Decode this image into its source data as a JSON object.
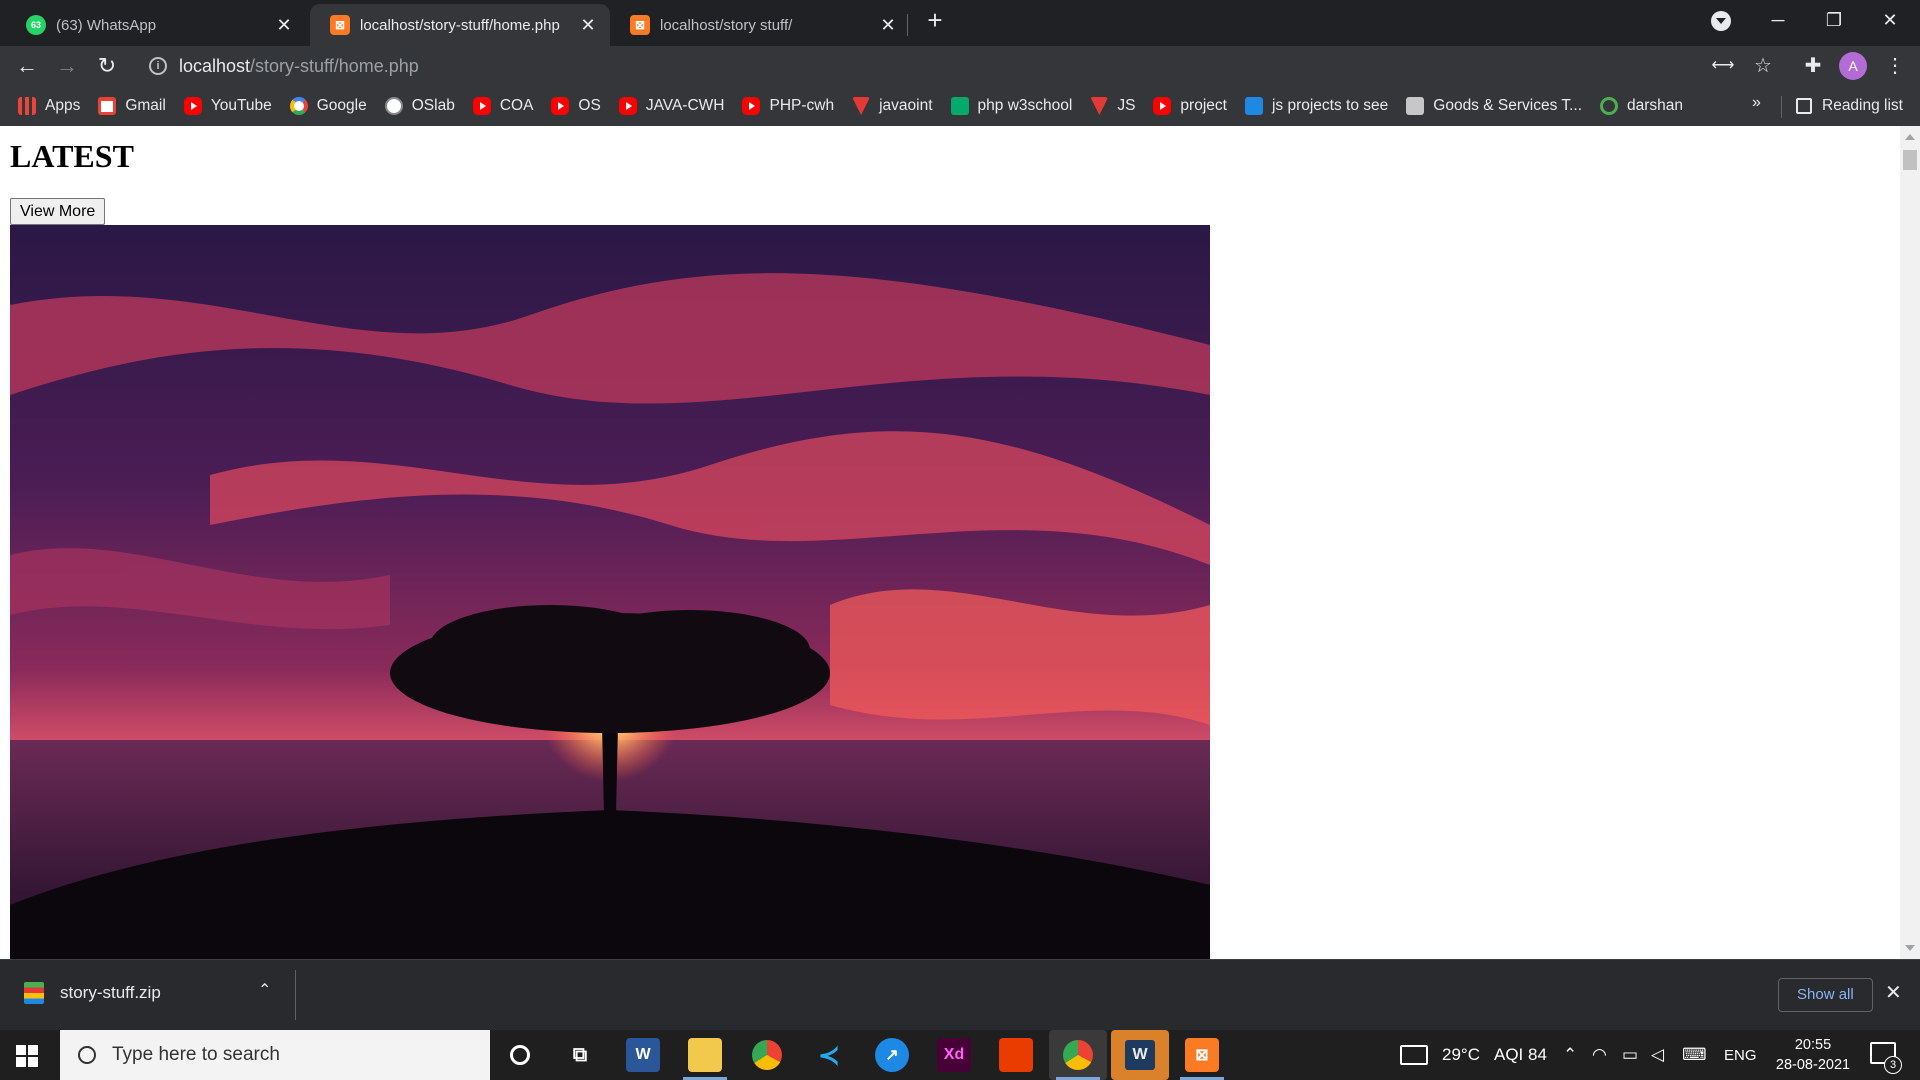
{
  "browser": {
    "tabs": [
      {
        "title": "(63) WhatsApp",
        "badge": "63",
        "favicon": "whatsapp-icon",
        "color": "#25d366"
      },
      {
        "title": "localhost/story-stuff/home.php",
        "favicon": "xampp-icon",
        "color": "#fb7a24"
      },
      {
        "title": "localhost/story stuff/",
        "favicon": "xampp-icon",
        "color": "#fb7a24"
      }
    ],
    "new_tab": "+",
    "address": {
      "host": "localhost",
      "path": "/story-stuff/home.php",
      "info": "i"
    },
    "avatar_initial": "A"
  },
  "bookmarks": {
    "items": [
      {
        "label": "Apps",
        "icon": "apps-grid-icon"
      },
      {
        "label": "Gmail",
        "icon": "gmail-icon"
      },
      {
        "label": "YouTube",
        "icon": "youtube-icon"
      },
      {
        "label": "Google",
        "icon": "google-icon"
      },
      {
        "label": "OSlab",
        "icon": "oslab-icon"
      },
      {
        "label": "COA",
        "icon": "youtube-icon"
      },
      {
        "label": "OS",
        "icon": "youtube-icon"
      },
      {
        "label": "JAVA-CWH",
        "icon": "youtube-icon"
      },
      {
        "label": "PHP-cwh",
        "icon": "youtube-icon"
      },
      {
        "label": "javaoint",
        "icon": "javatpoint-icon"
      },
      {
        "label": "php w3school",
        "icon": "w3schools-icon"
      },
      {
        "label": "JS",
        "icon": "javatpoint-icon"
      },
      {
        "label": "project",
        "icon": "youtube-icon"
      },
      {
        "label": "js projects to see",
        "icon": "bookmark-site-icon"
      },
      {
        "label": "Goods & Services T...",
        "icon": "bookmark-site-icon"
      },
      {
        "label": "darshan",
        "icon": "darshan-icon"
      }
    ],
    "more": "»",
    "reading_list": "Reading list"
  },
  "page": {
    "heading": "LATEST",
    "view_more": "View More",
    "image": "sunset-tree-over-sea"
  },
  "downloads": {
    "file": "story-stuff.zip",
    "show_all": "Show all"
  },
  "taskbar": {
    "search_placeholder": "Type here to search",
    "apps": [
      "cortana-icon",
      "task-view-icon",
      "word-icon",
      "file-explorer-icon",
      "chrome-icon",
      "vscode-icon",
      "app-icon",
      "adobe-xd-icon",
      "office-icon",
      "chrome-profile-icon",
      "wamp-icon",
      "xampp-icon"
    ],
    "weather": "29°C",
    "aqi": "AQI 84",
    "language": "ENG",
    "time": "20:55",
    "date": "28-08-2021",
    "notifications": "3"
  },
  "colors": {
    "chrome_dark": "#202124",
    "chrome_toolbar": "#35363a",
    "link_blue": "#8ab4f8"
  }
}
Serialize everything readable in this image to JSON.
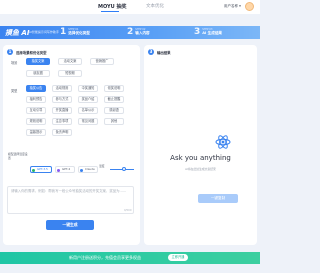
{
  "nav": {
    "tab_active": "MOYU 抽奖",
    "tab_other": "文本优化",
    "user_menu": "用户名称 ▾"
  },
  "banner": {
    "title": "摸鱼 AI",
    "description": "AI智能提示词写作助手",
    "steps": [
      {
        "num": "1",
        "label": "STEP 01",
        "title": "选择优化类型"
      },
      {
        "num": "2",
        "label": "STEP 02",
        "title": "输入内容"
      },
      {
        "num": "3",
        "label": "STEP 03",
        "title": "AI 生成结果"
      }
    ]
  },
  "left_panel": {
    "step_num": "1",
    "title": "选择场景和优化类型",
    "scene_label": "场景",
    "scene_chips": [
      "抽奖文案",
      "活动文案",
      "营销推广",
      "朋友圈",
      "短视频"
    ],
    "type_label": "类型",
    "type_chips": [
      [
        "抽奖公告",
        "活动规则",
        "中奖通知",
        "领奖说明"
      ],
      [
        "福利预告",
        "参与方式",
        "奖品介绍",
        "截止提醒"
      ],
      [
        "互动引导",
        "开奖直播",
        "名单公示",
        "感谢语"
      ],
      [
        "规则说明",
        "注意事项",
        "常见问题",
        "其他"
      ],
      [
        "温馨提示",
        "免责声明"
      ]
    ],
    "model_label": "模型选择温度设置",
    "models": [
      {
        "name": "GPT-3.5",
        "dot": "green"
      },
      {
        "name": "GPT-4",
        "dot": "purple"
      },
      {
        "name": "Claude",
        "dot": "blue"
      }
    ],
    "temp_label": "温度",
    "temperature": 0.7,
    "input_placeholder": "请输入你的需求，例如：帮我写一段公众号抽奖活动的开奖文案，奖品为……",
    "counter": "0/500",
    "generate_label": "一键生成"
  },
  "right_panel": {
    "step_num": "3",
    "title": "输出结果",
    "heading": "Ask you anything",
    "subtitle": "AI将在此处生成文案结果",
    "copy_label": "一键复制"
  },
  "footer": {
    "text": "新用户注册送积分，充值会员享更多权益",
    "button": "立即开通"
  },
  "colors": {
    "accent": "#3a83f0",
    "footer": "#1fc6a5"
  }
}
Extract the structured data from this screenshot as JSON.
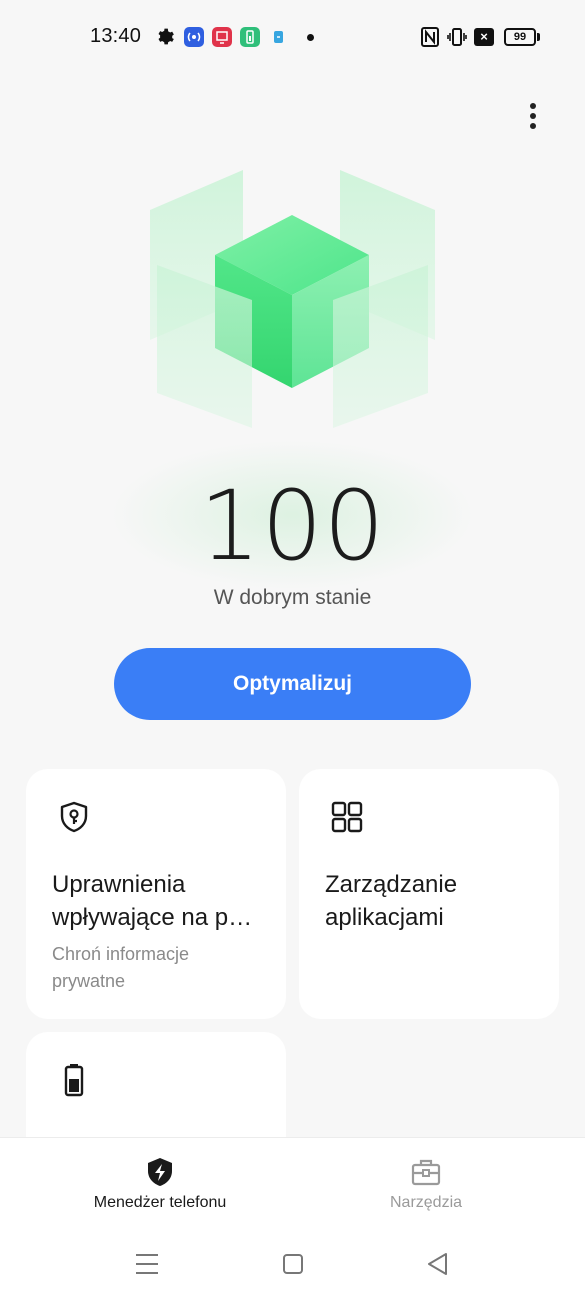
{
  "status_bar": {
    "time": "13:40",
    "icons": [
      "gear-icon",
      "hotspot-app-icon",
      "screen-app-icon",
      "battery-app-icon",
      "clone-app-icon",
      "notification-dot-icon",
      "nfc-icon",
      "vibrate-icon",
      "no-sim-icon",
      "battery-icon"
    ],
    "no_sim_glyph": "×",
    "battery_level": "99"
  },
  "toolbar": {
    "more_icon": "more-vertical-icon"
  },
  "health": {
    "score": "100",
    "status": "W dobrym stanie",
    "hero_color": "#3ddc7a"
  },
  "optimize_button": {
    "label": "Optymalizuj",
    "color": "#3a7ef6"
  },
  "cards": [
    {
      "icon": "shield-key-icon",
      "title": "Uprawnienia wpływające na p…",
      "subtitle": "Chroń informacje prywatne"
    },
    {
      "icon": "apps-grid-icon",
      "title": "Zarządzanie aplikacjami",
      "subtitle": ""
    },
    {
      "icon": "battery-icon",
      "title": "",
      "subtitle": ""
    }
  ],
  "tabs": [
    {
      "icon": "shield-bolt-icon",
      "label": "Menedżer telefonu",
      "active": true
    },
    {
      "icon": "toolbox-icon",
      "label": "Narzędzia",
      "active": false
    }
  ],
  "system_nav": [
    "menu-icon",
    "home-icon",
    "back-icon"
  ]
}
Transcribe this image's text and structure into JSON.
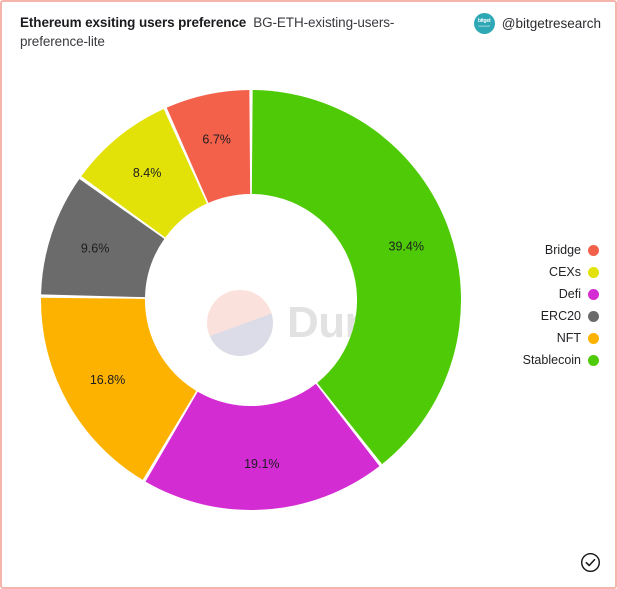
{
  "header": {
    "title": "Ethereum exsiting users preference",
    "subtitle": "BG-ETH-existing-users-preference-lite",
    "account_handle": "@bitgetresearch",
    "avatar_mark": "bitget",
    "avatar_submark": "research"
  },
  "watermark": {
    "text": "Dune",
    "logo_icon": "dune-logo-icon"
  },
  "footer": {
    "verified_icon": "check-circle-icon"
  },
  "legend": {
    "items": [
      {
        "label": "Bridge",
        "color": "#f4614a"
      },
      {
        "label": "CEXs",
        "color": "#e2e209"
      },
      {
        "label": "Defi",
        "color": "#d32cd3"
      },
      {
        "label": "ERC20",
        "color": "#6b6b6b"
      },
      {
        "label": "NFT",
        "color": "#fdb200"
      },
      {
        "label": "Stablecoin",
        "color": "#4ecb06"
      }
    ]
  },
  "chart_data": {
    "type": "pie",
    "title": "Ethereum exsiting users preference",
    "subtitle": "BG-ETH-existing-users-preference-lite",
    "donut": true,
    "inner_radius_ratio": 0.505,
    "start_angle_deg": 0,
    "direction": "clockwise",
    "legend_position": "right",
    "grid": false,
    "xlabel": "",
    "ylabel": "",
    "labels": [
      "Stablecoin",
      "Defi",
      "NFT",
      "ERC20",
      "CEXs",
      "Bridge"
    ],
    "values": [
      39.4,
      19.1,
      16.8,
      9.6,
      8.4,
      6.7
    ],
    "colors": [
      "#4ecb06",
      "#d32cd3",
      "#fdb200",
      "#6b6b6b",
      "#e2e209",
      "#f4614a"
    ],
    "value_labels": [
      "39.4%",
      "19.1%",
      "16.8%",
      "9.6%",
      "8.4%",
      "6.7%"
    ],
    "unit": "%",
    "total": 100.0
  }
}
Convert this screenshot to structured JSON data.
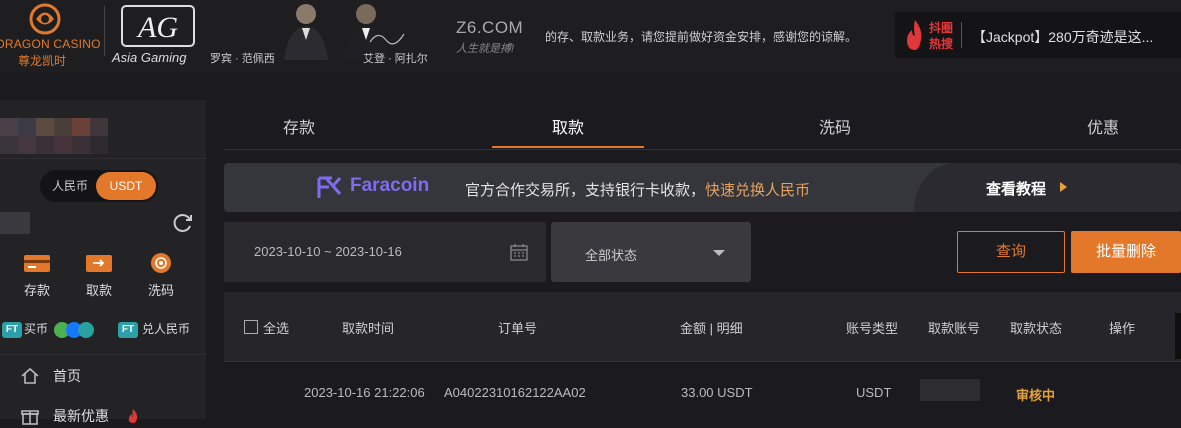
{
  "header": {
    "brand1_name": "DRAGON CASINO",
    "brand1_cn": "尊龙凯时",
    "brand2_sub": "Asia Gaming",
    "ambassador1": "罗宾 · 范佩西",
    "ambassador2": "艾登 · 阿扎尔",
    "site_name": "Z6.COM",
    "site_slogan": "人生就是搏!",
    "notice": "的存、取款业务，请您提前做好资金安排，感谢您的谅解。",
    "hot_tag": "抖圈热搜",
    "hot_text": "【Jackpot】280万奇迹是这..."
  },
  "sidebar": {
    "currency_rmb": "人民币",
    "currency_usdt": "USDT",
    "quick_actions": [
      {
        "label": "存款"
      },
      {
        "label": "取款"
      },
      {
        "label": "洗码"
      }
    ],
    "buy_coin": "买币",
    "exchange_rmb": "兑人民币",
    "ft_badge": "FT",
    "nav": [
      {
        "label": "首页"
      },
      {
        "label": "最新优惠"
      }
    ]
  },
  "tabs": [
    {
      "label": "存款",
      "active": false
    },
    {
      "label": "取款",
      "active": true
    },
    {
      "label": "洗码",
      "active": false
    },
    {
      "label": "优惠",
      "active": false
    }
  ],
  "promo": {
    "brand": "Faracoin",
    "text": "官方合作交易所，支持银行卡收款，",
    "highlight": "快速兑换人民币",
    "link": "查看教程"
  },
  "filters": {
    "date_range": "2023-10-10 ~ 2023-10-16",
    "status": "全部状态",
    "query_button": "查询",
    "batch_delete_button": "批量删除"
  },
  "table": {
    "select_all": "全选",
    "columns": [
      "取款时间",
      "订单号",
      "金额 | 明细",
      "账号类型",
      "取款账号",
      "取款状态",
      "操作"
    ],
    "rows": [
      {
        "time": "2023-10-16 21:22:06",
        "order": "A04022310162122AA02",
        "amount": "33.00 USDT",
        "account_type": "USDT",
        "status": "审核中"
      }
    ]
  },
  "colors": {
    "accent": "#e3782a",
    "faracoin": "#7e6cf0",
    "status_pending": "#e3a23a",
    "background": "#1b1b1f"
  }
}
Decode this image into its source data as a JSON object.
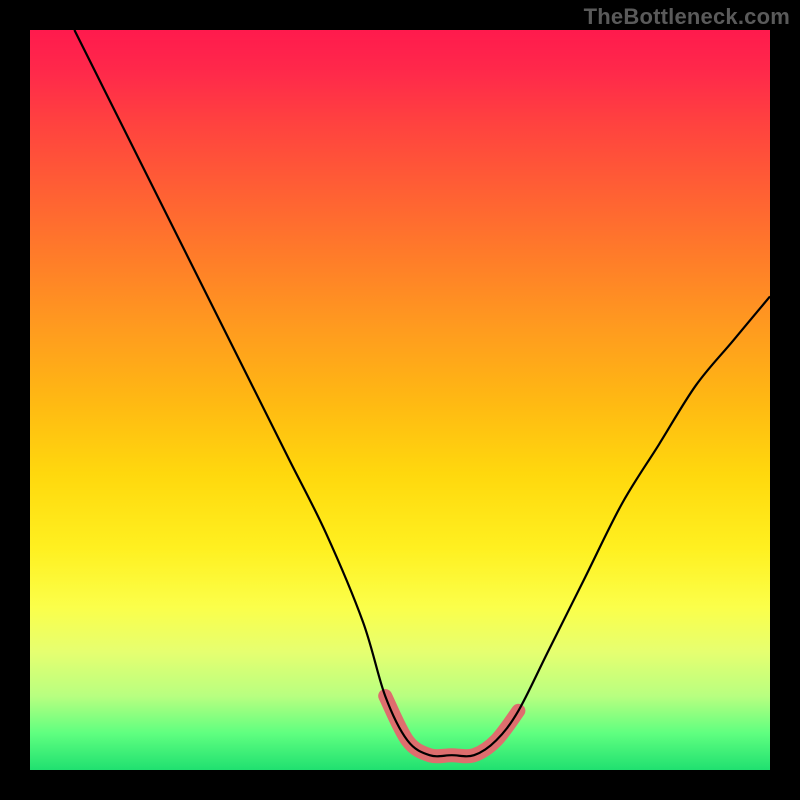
{
  "watermark": "TheBottleneck.com",
  "chart_data": {
    "type": "line",
    "title": "",
    "xlabel": "",
    "ylabel": "",
    "xlim": [
      0,
      100
    ],
    "ylim": [
      0,
      100
    ],
    "series": [
      {
        "name": "bottleneck-curve",
        "x": [
          6,
          10,
          15,
          20,
          25,
          30,
          35,
          40,
          45,
          48,
          51,
          54,
          57,
          60,
          63,
          66,
          70,
          75,
          80,
          85,
          90,
          95,
          100
        ],
        "y": [
          100,
          92,
          82,
          72,
          62,
          52,
          42,
          32,
          20,
          10,
          4,
          2,
          2,
          2,
          4,
          8,
          16,
          26,
          36,
          44,
          52,
          58,
          64
        ]
      },
      {
        "name": "optimal-range-highlight",
        "x": [
          48,
          51,
          54,
          57,
          60,
          63,
          66
        ],
        "y": [
          10,
          4,
          2,
          2,
          2,
          4,
          8
        ]
      }
    ],
    "background_gradient": {
      "top_color": "#ff1a4d",
      "mid_color": "#ffd80d",
      "bottom_color": "#20e070"
    }
  }
}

◆ ◆ ◆

WHAT TO PRODUCE:
Filter the records above for lines containing the word "shield", and copy those lines.

THE REPLY:
      "icon": "shield-key-icon",
      "icon": "shield-bolt-icon",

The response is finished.